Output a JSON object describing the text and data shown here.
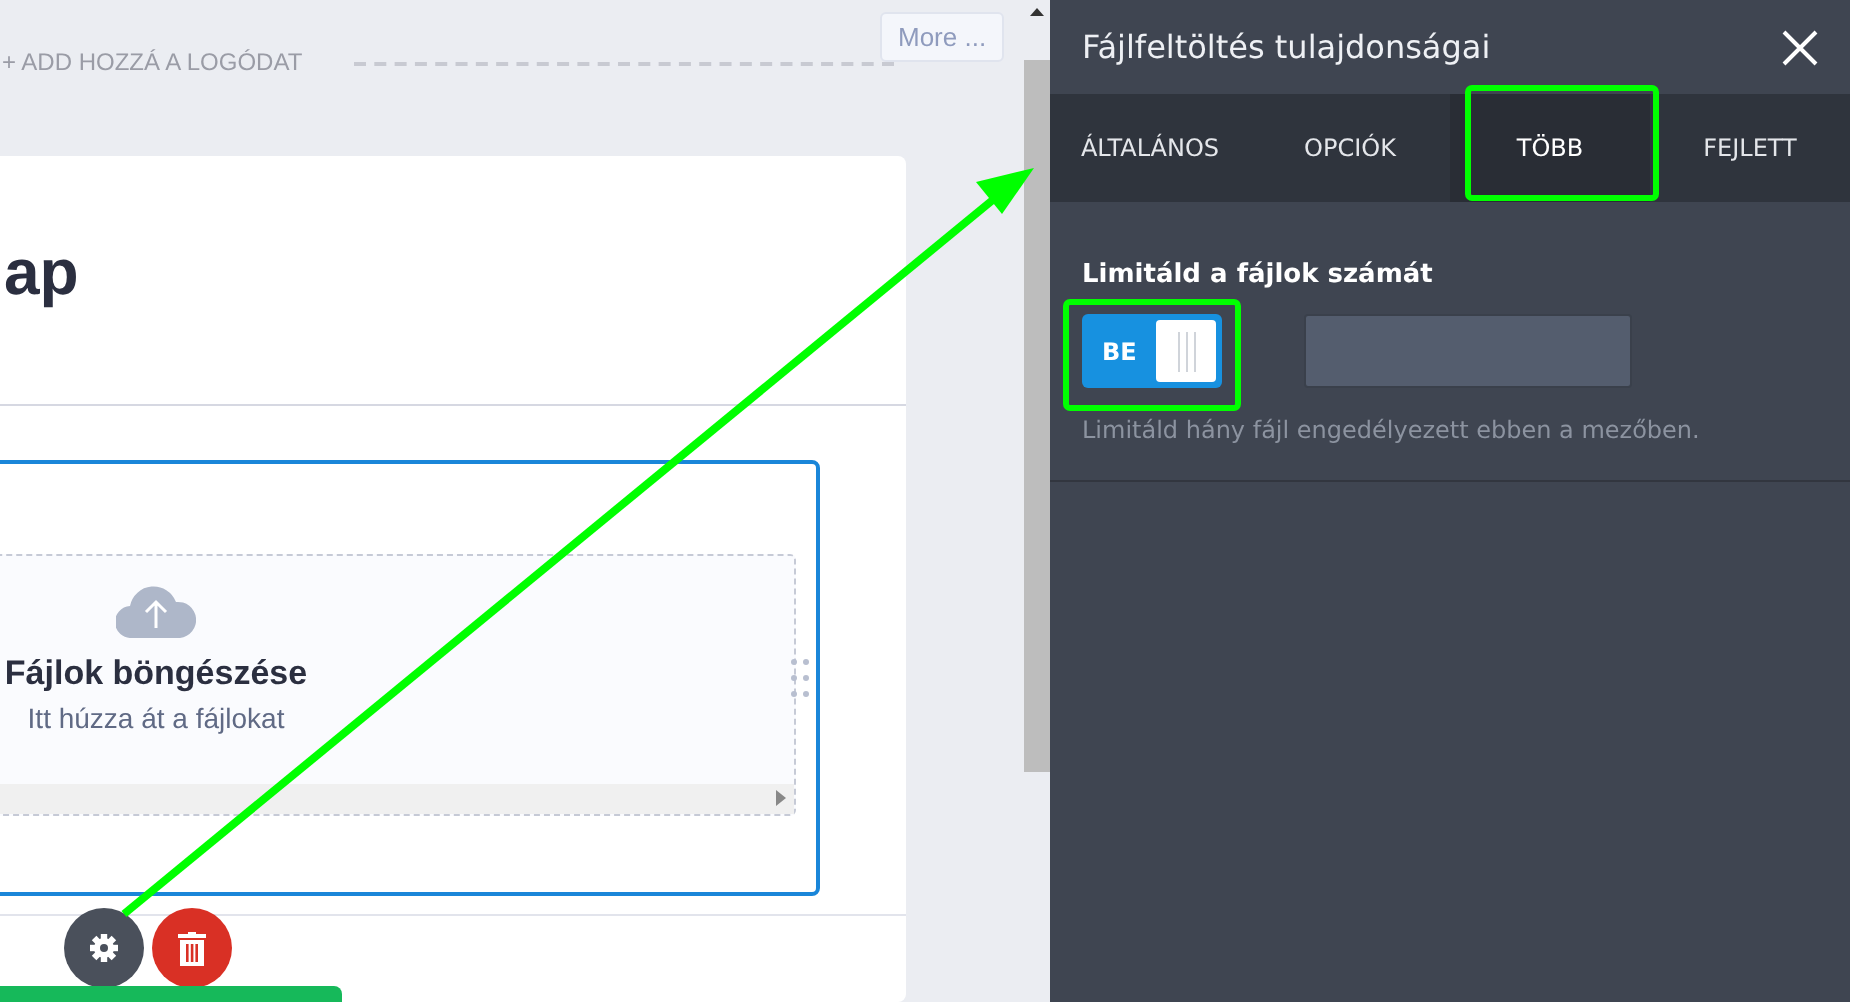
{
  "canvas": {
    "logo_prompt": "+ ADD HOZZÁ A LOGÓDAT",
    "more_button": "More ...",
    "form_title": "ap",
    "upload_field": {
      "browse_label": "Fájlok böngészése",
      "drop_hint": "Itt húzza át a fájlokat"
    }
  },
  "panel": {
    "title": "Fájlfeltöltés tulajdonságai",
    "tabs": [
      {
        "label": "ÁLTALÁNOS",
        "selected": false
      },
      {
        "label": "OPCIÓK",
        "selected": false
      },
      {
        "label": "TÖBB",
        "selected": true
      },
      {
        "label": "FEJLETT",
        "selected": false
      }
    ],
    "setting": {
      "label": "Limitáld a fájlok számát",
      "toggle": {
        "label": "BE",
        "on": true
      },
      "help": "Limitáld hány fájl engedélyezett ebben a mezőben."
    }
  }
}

• **What is needed**: Copy every line that contains the string "Limitáld".

• **Worked solution**:
      "label": "Limitáld a fájlok számát",
      "help": "Limitáld hány fájl engedélyezett ebben a mezőben."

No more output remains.